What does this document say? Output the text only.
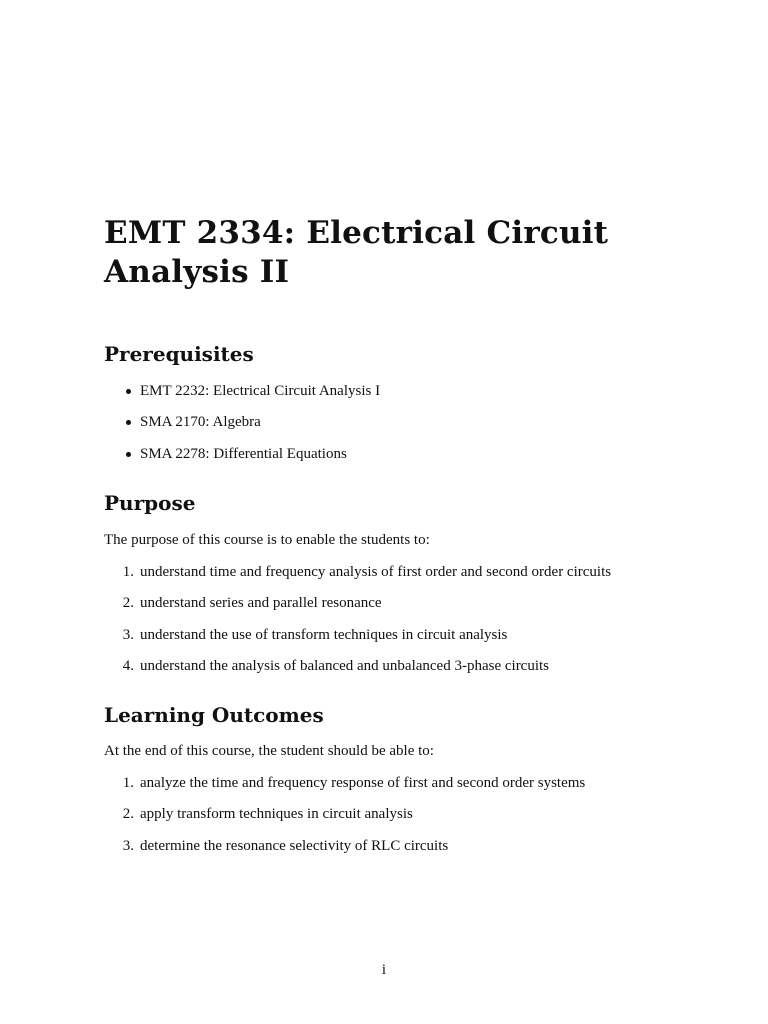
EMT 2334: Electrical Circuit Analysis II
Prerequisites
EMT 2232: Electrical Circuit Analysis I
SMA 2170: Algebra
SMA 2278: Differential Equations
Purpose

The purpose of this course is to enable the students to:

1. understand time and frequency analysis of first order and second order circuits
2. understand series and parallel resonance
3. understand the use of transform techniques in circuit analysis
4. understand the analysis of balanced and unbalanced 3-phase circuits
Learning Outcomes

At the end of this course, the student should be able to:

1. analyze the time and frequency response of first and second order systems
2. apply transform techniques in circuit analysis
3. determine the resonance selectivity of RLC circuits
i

+++++

Return the listing above unchanged, apart from dropping its pictures.

• Exercise response:
What does this document say? Output the text only.
EMT 2334: Electrical Circuit Analysis II
Prerequisites
EMT 2232: Electrical Circuit Analysis I
SMA 2170: Algebra
SMA 2278: Differential Equations
Purpose

The purpose of this course is to enable the students to:

1. understand time and frequency analysis of first order and second order circuits
2. understand series and parallel resonance
3. understand the use of transform techniques in circuit analysis
4. understand the analysis of balanced and unbalanced 3-phase circuits
Learning Outcomes

At the end of this course, the student should be able to:

1. analyze the time and frequency response of first and second order systems
2. apply transform techniques in circuit analysis
3. determine the resonance selectivity of RLC circuits
i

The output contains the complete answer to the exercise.